• Stated exercise: Go through the data below. Pull out every line that has the word "document".

Excerpt from a dataset:
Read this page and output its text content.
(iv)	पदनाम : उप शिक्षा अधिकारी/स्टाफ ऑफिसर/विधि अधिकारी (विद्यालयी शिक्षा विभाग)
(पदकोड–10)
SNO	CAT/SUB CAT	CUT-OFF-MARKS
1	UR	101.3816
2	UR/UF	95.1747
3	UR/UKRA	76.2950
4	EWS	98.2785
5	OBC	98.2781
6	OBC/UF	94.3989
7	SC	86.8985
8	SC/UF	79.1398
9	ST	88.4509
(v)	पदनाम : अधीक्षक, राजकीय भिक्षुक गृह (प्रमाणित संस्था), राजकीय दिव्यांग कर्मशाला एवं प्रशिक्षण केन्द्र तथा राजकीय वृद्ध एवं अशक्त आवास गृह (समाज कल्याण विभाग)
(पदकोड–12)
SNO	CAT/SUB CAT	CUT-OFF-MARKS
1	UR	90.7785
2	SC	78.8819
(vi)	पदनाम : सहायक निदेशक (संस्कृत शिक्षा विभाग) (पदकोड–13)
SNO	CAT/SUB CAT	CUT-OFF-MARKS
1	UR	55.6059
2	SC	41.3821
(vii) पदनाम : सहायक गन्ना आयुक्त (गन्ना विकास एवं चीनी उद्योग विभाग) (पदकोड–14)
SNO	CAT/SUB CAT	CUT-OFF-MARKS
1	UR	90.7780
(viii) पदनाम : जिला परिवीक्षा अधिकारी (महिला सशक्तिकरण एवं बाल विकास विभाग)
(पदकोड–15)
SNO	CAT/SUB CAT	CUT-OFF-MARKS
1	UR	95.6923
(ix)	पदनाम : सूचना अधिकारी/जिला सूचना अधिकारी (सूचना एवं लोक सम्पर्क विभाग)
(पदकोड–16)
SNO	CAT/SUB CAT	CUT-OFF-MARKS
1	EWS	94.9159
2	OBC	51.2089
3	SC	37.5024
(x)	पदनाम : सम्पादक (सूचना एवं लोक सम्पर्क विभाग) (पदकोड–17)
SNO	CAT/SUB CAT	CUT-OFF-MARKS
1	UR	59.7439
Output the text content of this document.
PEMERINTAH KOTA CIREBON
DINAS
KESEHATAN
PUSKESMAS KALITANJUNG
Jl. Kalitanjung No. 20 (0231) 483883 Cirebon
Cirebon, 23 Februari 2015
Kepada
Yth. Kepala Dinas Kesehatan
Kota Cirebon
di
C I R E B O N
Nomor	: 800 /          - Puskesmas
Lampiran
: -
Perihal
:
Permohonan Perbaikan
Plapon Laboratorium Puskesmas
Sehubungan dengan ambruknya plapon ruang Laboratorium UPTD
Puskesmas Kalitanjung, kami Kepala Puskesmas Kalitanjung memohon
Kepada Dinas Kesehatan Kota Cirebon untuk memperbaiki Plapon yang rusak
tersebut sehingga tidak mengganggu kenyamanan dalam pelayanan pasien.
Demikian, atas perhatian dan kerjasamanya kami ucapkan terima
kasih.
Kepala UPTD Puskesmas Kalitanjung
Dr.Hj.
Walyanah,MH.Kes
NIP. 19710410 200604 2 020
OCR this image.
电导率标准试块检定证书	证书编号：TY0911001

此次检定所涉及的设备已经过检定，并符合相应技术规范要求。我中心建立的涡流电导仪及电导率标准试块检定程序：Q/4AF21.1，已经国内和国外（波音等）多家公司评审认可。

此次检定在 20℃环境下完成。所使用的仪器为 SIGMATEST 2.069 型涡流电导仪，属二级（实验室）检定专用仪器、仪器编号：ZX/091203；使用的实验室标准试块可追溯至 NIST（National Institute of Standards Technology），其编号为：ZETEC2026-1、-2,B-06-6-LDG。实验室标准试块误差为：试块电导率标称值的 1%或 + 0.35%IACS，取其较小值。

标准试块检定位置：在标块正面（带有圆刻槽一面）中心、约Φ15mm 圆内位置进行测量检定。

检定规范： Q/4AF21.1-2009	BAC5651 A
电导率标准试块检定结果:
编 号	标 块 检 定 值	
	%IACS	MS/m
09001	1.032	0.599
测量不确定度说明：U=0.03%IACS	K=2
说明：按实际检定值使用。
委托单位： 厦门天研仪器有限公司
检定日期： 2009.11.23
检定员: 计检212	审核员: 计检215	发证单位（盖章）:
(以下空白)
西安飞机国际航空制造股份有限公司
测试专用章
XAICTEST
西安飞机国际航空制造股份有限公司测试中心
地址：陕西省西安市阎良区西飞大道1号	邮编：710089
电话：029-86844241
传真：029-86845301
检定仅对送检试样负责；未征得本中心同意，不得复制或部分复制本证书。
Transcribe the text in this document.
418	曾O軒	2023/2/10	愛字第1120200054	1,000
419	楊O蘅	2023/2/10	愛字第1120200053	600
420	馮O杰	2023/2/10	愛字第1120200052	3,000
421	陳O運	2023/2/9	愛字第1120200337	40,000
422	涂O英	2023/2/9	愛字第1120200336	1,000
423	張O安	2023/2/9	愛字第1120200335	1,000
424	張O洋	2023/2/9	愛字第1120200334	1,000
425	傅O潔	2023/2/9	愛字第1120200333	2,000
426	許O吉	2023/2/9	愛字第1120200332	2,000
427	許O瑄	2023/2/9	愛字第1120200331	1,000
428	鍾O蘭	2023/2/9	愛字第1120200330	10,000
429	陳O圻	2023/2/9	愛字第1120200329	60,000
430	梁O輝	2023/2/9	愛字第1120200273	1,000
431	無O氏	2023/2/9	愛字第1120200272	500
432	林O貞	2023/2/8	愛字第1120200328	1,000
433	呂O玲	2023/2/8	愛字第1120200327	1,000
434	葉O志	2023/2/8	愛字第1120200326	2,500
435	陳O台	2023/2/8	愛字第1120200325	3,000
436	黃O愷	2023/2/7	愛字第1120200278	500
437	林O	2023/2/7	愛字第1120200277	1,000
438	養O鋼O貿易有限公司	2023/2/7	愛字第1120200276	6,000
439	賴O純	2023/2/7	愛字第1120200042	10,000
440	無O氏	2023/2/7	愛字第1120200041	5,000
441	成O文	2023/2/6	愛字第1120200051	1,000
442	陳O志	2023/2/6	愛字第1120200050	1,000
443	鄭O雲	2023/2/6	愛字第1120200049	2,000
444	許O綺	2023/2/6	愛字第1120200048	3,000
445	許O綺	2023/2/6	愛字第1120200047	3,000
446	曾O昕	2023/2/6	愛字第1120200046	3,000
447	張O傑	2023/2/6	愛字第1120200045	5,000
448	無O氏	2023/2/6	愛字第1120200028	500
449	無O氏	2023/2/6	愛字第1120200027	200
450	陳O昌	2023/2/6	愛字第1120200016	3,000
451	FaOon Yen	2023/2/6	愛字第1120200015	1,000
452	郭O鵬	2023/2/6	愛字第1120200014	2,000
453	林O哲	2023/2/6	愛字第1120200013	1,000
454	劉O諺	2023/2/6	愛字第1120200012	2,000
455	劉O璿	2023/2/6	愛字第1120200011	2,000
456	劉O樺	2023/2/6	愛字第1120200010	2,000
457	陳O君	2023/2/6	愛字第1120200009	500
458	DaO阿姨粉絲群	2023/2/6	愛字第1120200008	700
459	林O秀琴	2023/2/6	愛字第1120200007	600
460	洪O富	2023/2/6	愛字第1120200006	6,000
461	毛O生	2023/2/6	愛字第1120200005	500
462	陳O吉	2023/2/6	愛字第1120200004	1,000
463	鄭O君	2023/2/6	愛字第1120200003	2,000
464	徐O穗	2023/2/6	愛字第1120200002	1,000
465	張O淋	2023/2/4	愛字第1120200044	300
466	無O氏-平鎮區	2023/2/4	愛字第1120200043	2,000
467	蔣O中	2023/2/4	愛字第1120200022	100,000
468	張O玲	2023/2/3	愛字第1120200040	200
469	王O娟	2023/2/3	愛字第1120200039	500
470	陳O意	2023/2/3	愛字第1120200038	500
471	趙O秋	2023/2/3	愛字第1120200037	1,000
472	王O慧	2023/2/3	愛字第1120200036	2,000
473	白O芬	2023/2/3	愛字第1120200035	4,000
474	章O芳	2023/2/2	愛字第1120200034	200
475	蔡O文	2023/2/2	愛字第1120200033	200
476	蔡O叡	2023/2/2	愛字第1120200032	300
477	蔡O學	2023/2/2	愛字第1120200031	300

• Output below:
Output the text content of this document.
Transcribe the text in this document.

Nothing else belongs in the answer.